Entries from a dataset:
=====
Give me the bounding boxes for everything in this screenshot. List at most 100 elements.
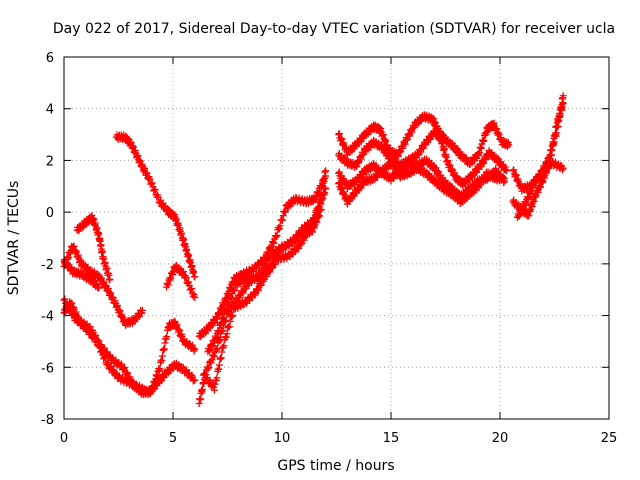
data-point [254, 287, 262, 295]
data-point [100, 344, 108, 352]
data-point [210, 386, 218, 394]
data-point [282, 207, 290, 215]
data-point [228, 294, 236, 302]
data-point [273, 231, 281, 239]
data-point [228, 311, 236, 319]
data-point [320, 177, 328, 185]
data-point [297, 241, 305, 249]
data-point [224, 299, 232, 307]
data-point [95, 283, 103, 291]
data-point [505, 141, 513, 149]
data-point [503, 167, 511, 175]
data-point [228, 313, 236, 321]
data-point [223, 330, 231, 338]
x-tick-label: 20 [492, 431, 509, 446]
data-point [182, 274, 190, 282]
data-point [231, 305, 239, 313]
data-point [548, 157, 556, 165]
data-point [213, 374, 221, 382]
data-point [315, 189, 323, 197]
data-point [213, 345, 221, 353]
data-point [189, 344, 197, 352]
data-series [335, 111, 513, 168]
data-point [191, 345, 199, 353]
data-points [60, 92, 567, 407]
data-point [239, 289, 247, 297]
grid-lines [64, 57, 609, 419]
data-point [278, 216, 286, 224]
data-point [191, 376, 199, 384]
data-point [210, 352, 218, 360]
data-point [106, 275, 114, 283]
x-tick-label: 0 [60, 431, 68, 446]
data-point [120, 364, 128, 372]
data-point [261, 255, 269, 263]
data-point [148, 179, 156, 187]
data-point [272, 233, 280, 241]
data-point [188, 289, 196, 297]
data-point [559, 92, 567, 100]
data-point [151, 186, 159, 194]
data-point [150, 187, 158, 195]
chart-title: Day 022 of 2017, Sidereal Day-to-day VTE… [53, 21, 615, 37]
data-point [138, 306, 146, 314]
data-point [100, 355, 108, 363]
data-point [500, 175, 508, 183]
data-point [270, 239, 278, 247]
data-point [295, 245, 303, 253]
x-axis-title: GPS time / hours [277, 458, 394, 474]
y-tick-label: -6 [41, 361, 54, 376]
data-point [206, 357, 214, 365]
data-point [222, 306, 230, 314]
data-point [191, 273, 199, 281]
data-point [292, 248, 300, 256]
data-point [222, 333, 230, 341]
data-point [61, 295, 69, 303]
data-point [559, 164, 567, 172]
data-series [204, 206, 325, 356]
data-point [182, 338, 190, 346]
data-point [225, 298, 233, 306]
data-point [185, 278, 193, 286]
data-point [224, 324, 232, 332]
data-point [160, 345, 168, 353]
data-point [269, 238, 277, 246]
data-point [322, 172, 330, 180]
data-point [270, 256, 278, 264]
data-point [124, 369, 132, 377]
data-point [551, 129, 559, 137]
data-point [86, 323, 94, 331]
data-point [215, 361, 223, 369]
data-point [120, 365, 128, 373]
data-point [205, 364, 213, 372]
data-series [60, 242, 146, 329]
data-point [279, 212, 287, 220]
y-tick-label: 6 [46, 51, 54, 66]
data-point [549, 140, 557, 148]
data-point [265, 267, 273, 275]
data-point [221, 333, 229, 341]
data-point [146, 175, 154, 183]
data-series [112, 131, 199, 281]
data-point [268, 261, 276, 269]
y-tick-label: 4 [46, 103, 54, 118]
data-point [276, 222, 284, 230]
data-series [513, 157, 567, 221]
data-point [207, 359, 215, 367]
data-point [200, 370, 208, 378]
data-point [256, 275, 264, 283]
data-point [311, 196, 319, 204]
data-point [273, 251, 281, 259]
data-point [156, 365, 164, 373]
data-point [271, 255, 279, 263]
data-point [189, 377, 197, 385]
plot-frame [63, 56, 610, 420]
y-axis-title: SDTVAR / TECUs [6, 181, 22, 296]
data-series [73, 211, 114, 284]
data-point [264, 249, 272, 257]
data-series [335, 158, 508, 208]
data-series [60, 298, 199, 399]
data-series [195, 172, 330, 341]
x-tick-label: 10 [274, 431, 291, 446]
=====
| WHAT THE TASK REQUIRES |
Substitute "chart" for "screenshot" throughout the entries and write them out again with everything else unchanged. Leave out the pictures.

| COMPLETED EXERCISE |
Give me the bounding boxes for everything in this chart. List at most 100 elements.
data-point [254, 287, 262, 295]
data-point [100, 344, 108, 352]
data-point [210, 386, 218, 394]
data-point [282, 207, 290, 215]
data-point [228, 294, 236, 302]
data-point [273, 231, 281, 239]
data-point [228, 311, 236, 319]
data-point [320, 177, 328, 185]
data-point [297, 241, 305, 249]
data-point [224, 299, 232, 307]
data-point [95, 283, 103, 291]
data-point [505, 141, 513, 149]
data-point [503, 167, 511, 175]
data-point [228, 313, 236, 321]
data-point [223, 330, 231, 338]
x-tick-label: 20 [492, 431, 509, 446]
data-point [182, 274, 190, 282]
data-point [231, 305, 239, 313]
data-point [548, 157, 556, 165]
data-point [213, 374, 221, 382]
data-point [315, 189, 323, 197]
data-point [213, 345, 221, 353]
data-point [189, 344, 197, 352]
data-series [335, 111, 513, 168]
data-point [191, 345, 199, 353]
data-points [60, 92, 567, 407]
data-point [239, 289, 247, 297]
grid-lines [64, 57, 609, 419]
data-point [278, 216, 286, 224]
data-point [191, 376, 199, 384]
data-point [210, 352, 218, 360]
data-point [106, 275, 114, 283]
x-tick-label: 0 [60, 431, 68, 446]
data-point [120, 364, 128, 372]
data-point [261, 255, 269, 263]
data-point [148, 179, 156, 187]
data-point [272, 233, 280, 241]
data-point [188, 289, 196, 297]
data-point [559, 92, 567, 100]
data-point [151, 186, 159, 194]
data-point [150, 187, 158, 195]
chart-title: Day 022 of 2017, Sidereal Day-to-day VTE… [53, 21, 615, 37]
data-point [138, 306, 146, 314]
data-point [100, 355, 108, 363]
data-point [500, 175, 508, 183]
data-point [270, 239, 278, 247]
data-point [295, 245, 303, 253]
x-axis-title: GPS time / hours [277, 458, 394, 474]
y-tick-label: -6 [41, 361, 54, 376]
data-point [206, 357, 214, 365]
data-point [222, 306, 230, 314]
data-point [191, 273, 199, 281]
data-point [292, 248, 300, 256]
data-point [222, 333, 230, 341]
data-point [61, 295, 69, 303]
data-point [559, 164, 567, 172]
data-series [204, 206, 325, 356]
data-point [182, 338, 190, 346]
data-point [225, 298, 233, 306]
data-point [185, 278, 193, 286]
data-point [224, 324, 232, 332]
data-point [160, 345, 168, 353]
data-point [269, 238, 277, 246]
data-point [322, 172, 330, 180]
data-point [270, 256, 278, 264]
data-point [124, 369, 132, 377]
data-point [551, 129, 559, 137]
data-point [86, 323, 94, 331]
data-point [215, 361, 223, 369]
data-point [120, 365, 128, 373]
data-point [205, 364, 213, 372]
data-series [60, 242, 146, 329]
data-point [279, 212, 287, 220]
y-tick-label: 6 [46, 51, 54, 66]
data-point [549, 140, 557, 148]
data-point [265, 267, 273, 275]
data-point [221, 333, 229, 341]
data-point [146, 175, 154, 183]
data-series [112, 131, 199, 281]
data-point [268, 261, 276, 269]
y-tick-label: 4 [46, 103, 54, 118]
data-point [276, 222, 284, 230]
data-series [513, 157, 567, 221]
data-point [207, 359, 215, 367]
data-point [200, 370, 208, 378]
data-point [256, 275, 264, 283]
data-point [311, 196, 319, 204]
data-point [273, 251, 281, 259]
data-point [156, 365, 164, 373]
data-point [271, 255, 279, 263]
data-point [189, 377, 197, 385]
plot-frame [63, 56, 610, 420]
y-axis-title: SDTVAR / TECUs [6, 181, 22, 296]
data-series [73, 211, 114, 284]
data-point [264, 249, 272, 257]
data-series [335, 158, 508, 208]
data-series [60, 298, 199, 399]
data-series [195, 172, 330, 341]
x-tick-label: 10 [274, 431, 291, 446]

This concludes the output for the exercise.